» **What to do**
Reply only with how many lines contain the word "this".

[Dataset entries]
begin

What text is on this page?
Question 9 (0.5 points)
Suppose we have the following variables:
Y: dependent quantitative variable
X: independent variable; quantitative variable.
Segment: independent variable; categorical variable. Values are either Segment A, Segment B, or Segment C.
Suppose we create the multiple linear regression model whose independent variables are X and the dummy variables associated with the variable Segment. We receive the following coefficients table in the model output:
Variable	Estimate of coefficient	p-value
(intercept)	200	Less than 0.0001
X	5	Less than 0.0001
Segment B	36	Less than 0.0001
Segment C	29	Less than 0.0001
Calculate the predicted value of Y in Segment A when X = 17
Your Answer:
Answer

end
begin

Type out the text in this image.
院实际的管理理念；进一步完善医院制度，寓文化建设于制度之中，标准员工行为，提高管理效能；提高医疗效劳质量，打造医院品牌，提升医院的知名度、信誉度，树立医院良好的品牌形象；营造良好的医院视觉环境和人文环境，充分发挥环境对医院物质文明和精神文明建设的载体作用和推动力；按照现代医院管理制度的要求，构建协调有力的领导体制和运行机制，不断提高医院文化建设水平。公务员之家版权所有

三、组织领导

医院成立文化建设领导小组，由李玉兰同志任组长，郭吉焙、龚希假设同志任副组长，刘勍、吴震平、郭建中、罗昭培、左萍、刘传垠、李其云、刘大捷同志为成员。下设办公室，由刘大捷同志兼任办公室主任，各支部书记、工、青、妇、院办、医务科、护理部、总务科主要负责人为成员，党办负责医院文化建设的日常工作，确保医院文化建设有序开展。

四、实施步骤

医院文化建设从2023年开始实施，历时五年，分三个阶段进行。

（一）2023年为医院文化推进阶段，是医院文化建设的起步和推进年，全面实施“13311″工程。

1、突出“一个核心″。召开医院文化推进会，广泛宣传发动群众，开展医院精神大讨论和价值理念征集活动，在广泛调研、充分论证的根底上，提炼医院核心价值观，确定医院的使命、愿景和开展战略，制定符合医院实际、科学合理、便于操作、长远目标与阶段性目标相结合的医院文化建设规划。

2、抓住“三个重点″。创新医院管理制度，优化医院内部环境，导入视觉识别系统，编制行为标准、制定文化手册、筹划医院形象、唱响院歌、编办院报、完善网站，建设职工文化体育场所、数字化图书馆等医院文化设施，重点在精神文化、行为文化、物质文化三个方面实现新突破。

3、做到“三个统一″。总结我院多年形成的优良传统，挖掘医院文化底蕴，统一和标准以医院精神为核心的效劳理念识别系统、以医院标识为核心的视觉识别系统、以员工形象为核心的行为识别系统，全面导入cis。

end
begin

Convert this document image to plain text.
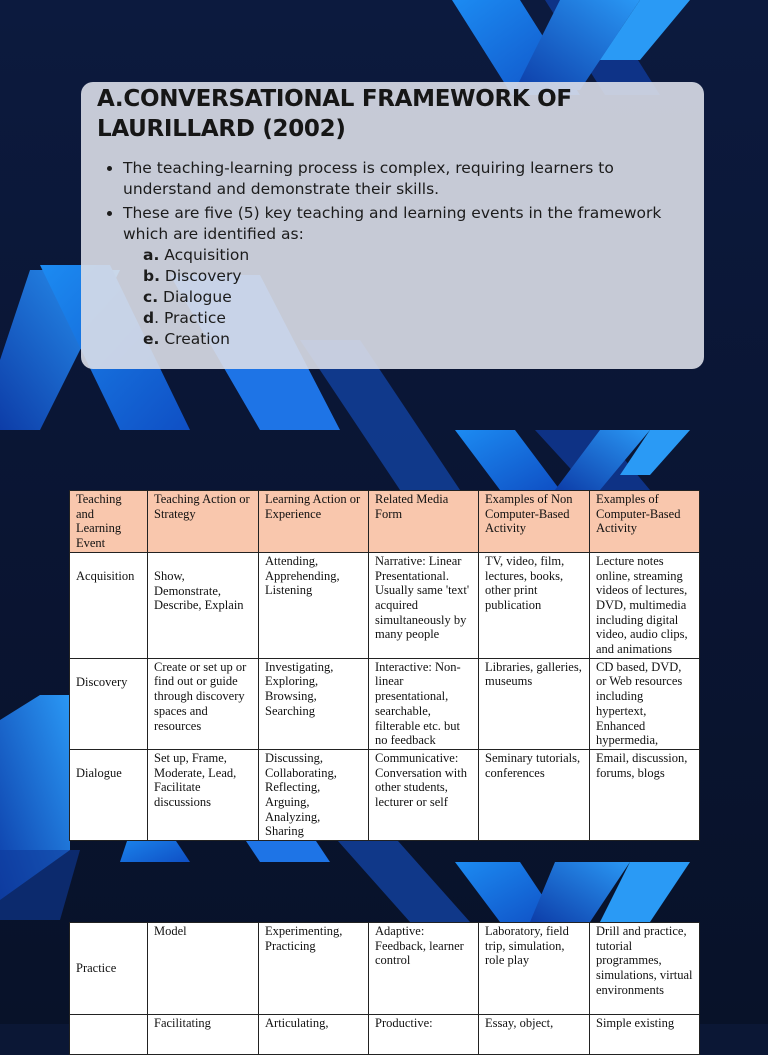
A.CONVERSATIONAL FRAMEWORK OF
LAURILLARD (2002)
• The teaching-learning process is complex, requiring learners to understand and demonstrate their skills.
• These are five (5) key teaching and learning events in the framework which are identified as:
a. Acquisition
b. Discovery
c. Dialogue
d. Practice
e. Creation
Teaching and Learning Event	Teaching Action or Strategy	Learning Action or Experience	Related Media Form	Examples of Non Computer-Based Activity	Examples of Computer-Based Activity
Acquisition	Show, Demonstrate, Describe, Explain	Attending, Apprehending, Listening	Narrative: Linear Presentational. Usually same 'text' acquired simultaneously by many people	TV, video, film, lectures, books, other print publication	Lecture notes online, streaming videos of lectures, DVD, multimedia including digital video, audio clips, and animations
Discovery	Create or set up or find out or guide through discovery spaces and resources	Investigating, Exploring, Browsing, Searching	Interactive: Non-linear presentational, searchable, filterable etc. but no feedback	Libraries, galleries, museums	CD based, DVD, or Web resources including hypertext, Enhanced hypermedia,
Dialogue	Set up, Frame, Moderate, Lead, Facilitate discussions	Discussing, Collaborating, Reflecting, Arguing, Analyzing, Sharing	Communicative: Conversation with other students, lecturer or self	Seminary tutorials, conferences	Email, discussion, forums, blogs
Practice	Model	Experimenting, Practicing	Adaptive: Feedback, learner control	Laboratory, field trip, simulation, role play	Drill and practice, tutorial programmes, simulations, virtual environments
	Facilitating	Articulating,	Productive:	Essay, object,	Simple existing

end

» **The output**
3